▶ _SET PROBLEM_
Pull out every line with the word "risk".

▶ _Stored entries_
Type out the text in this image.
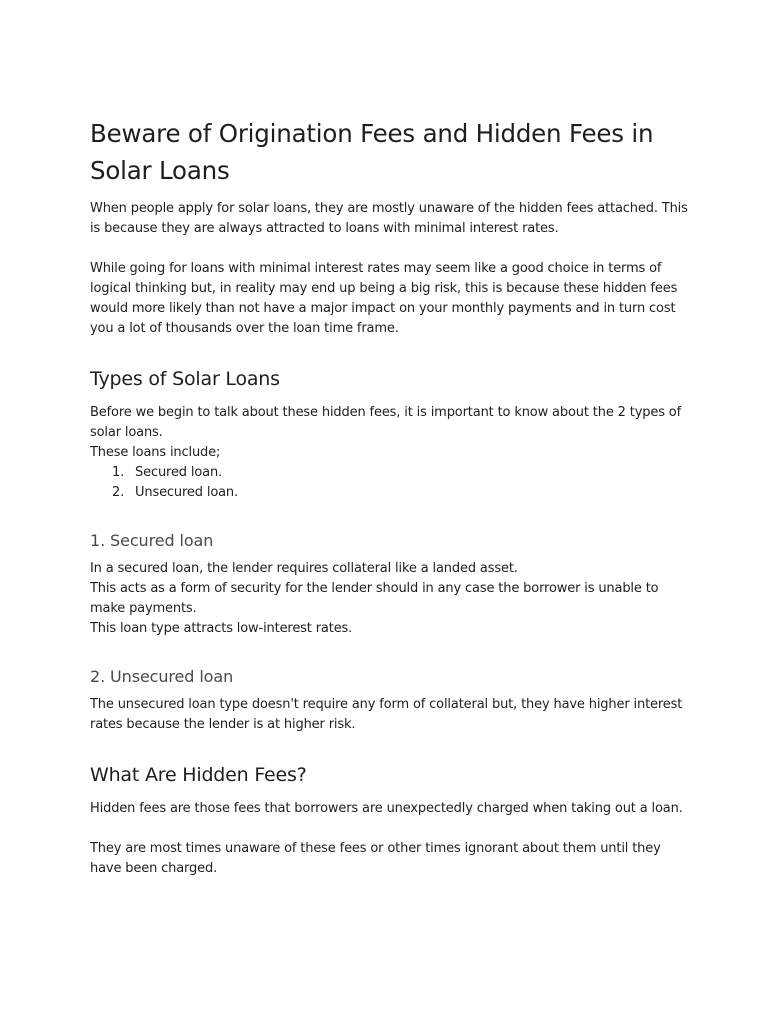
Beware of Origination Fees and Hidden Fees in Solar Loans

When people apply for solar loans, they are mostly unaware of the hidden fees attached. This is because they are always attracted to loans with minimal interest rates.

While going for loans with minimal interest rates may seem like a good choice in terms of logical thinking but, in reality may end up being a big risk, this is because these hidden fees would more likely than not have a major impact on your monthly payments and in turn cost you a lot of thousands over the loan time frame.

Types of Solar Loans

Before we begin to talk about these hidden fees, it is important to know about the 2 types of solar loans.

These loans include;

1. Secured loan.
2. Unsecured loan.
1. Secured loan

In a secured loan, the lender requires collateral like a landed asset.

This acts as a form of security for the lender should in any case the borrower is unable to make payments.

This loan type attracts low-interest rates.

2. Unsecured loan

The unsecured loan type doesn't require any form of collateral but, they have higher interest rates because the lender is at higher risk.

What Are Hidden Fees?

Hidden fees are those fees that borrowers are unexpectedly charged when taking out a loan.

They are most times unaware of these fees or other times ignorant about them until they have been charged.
==
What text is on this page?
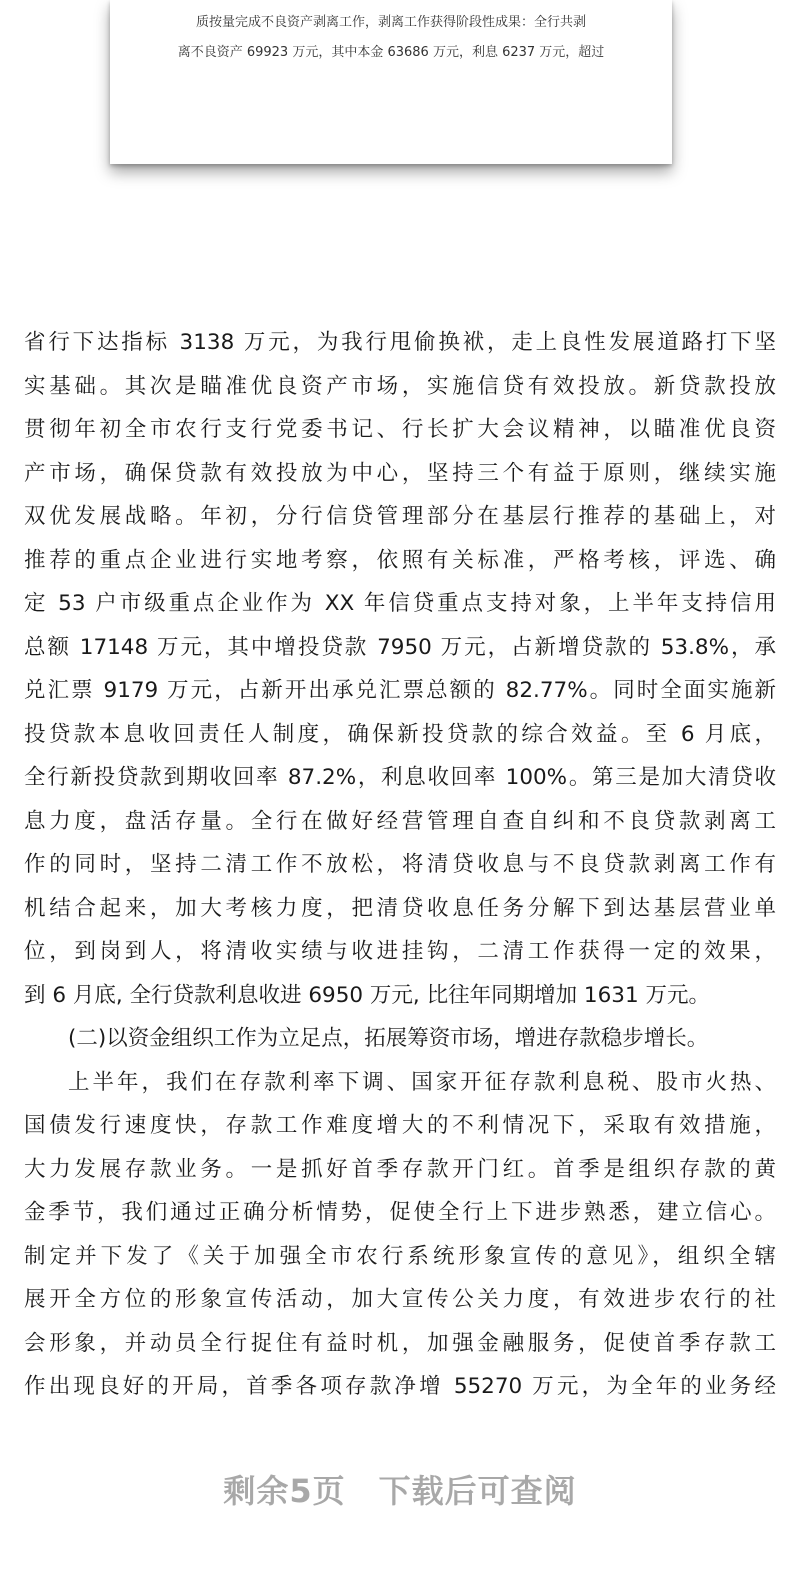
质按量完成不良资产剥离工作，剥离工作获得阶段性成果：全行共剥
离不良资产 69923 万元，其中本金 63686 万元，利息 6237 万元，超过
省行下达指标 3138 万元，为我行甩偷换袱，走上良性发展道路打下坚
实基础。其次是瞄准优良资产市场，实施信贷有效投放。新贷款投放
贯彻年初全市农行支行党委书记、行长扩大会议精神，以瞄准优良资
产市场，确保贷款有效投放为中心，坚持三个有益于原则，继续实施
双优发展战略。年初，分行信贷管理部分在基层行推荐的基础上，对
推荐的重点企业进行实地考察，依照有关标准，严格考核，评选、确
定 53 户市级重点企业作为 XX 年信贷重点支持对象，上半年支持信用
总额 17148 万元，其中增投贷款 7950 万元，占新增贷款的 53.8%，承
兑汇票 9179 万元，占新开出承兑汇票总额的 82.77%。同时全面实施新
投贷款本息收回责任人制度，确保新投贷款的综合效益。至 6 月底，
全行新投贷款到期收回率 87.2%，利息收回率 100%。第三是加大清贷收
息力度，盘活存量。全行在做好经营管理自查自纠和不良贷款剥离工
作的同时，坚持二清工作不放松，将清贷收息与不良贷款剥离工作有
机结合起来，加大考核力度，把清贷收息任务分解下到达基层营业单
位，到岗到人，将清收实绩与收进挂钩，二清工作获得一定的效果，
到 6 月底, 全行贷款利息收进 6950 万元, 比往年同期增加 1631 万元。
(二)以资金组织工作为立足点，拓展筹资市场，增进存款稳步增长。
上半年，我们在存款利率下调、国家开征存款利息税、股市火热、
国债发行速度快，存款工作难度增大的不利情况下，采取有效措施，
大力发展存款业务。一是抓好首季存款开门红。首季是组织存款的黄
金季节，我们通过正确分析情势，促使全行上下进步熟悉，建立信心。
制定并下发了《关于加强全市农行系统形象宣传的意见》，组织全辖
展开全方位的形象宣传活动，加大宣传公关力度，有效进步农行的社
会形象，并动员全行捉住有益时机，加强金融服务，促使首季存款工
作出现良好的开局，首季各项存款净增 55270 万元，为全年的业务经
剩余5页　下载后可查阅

▶ _TASK OUTPUT_
While going for loans with minimal interest rates may seem like a good choice in terms of logical thinking but, in reality may end up being a big risk, this is because these hidden fees would more likely than not have a major impact on your monthly payments and in turn cost you a lot of thousands over the loan time frame.
The unsecured loan type doesn't require any form of collateral but, they have higher interest rates because the lender is at higher risk.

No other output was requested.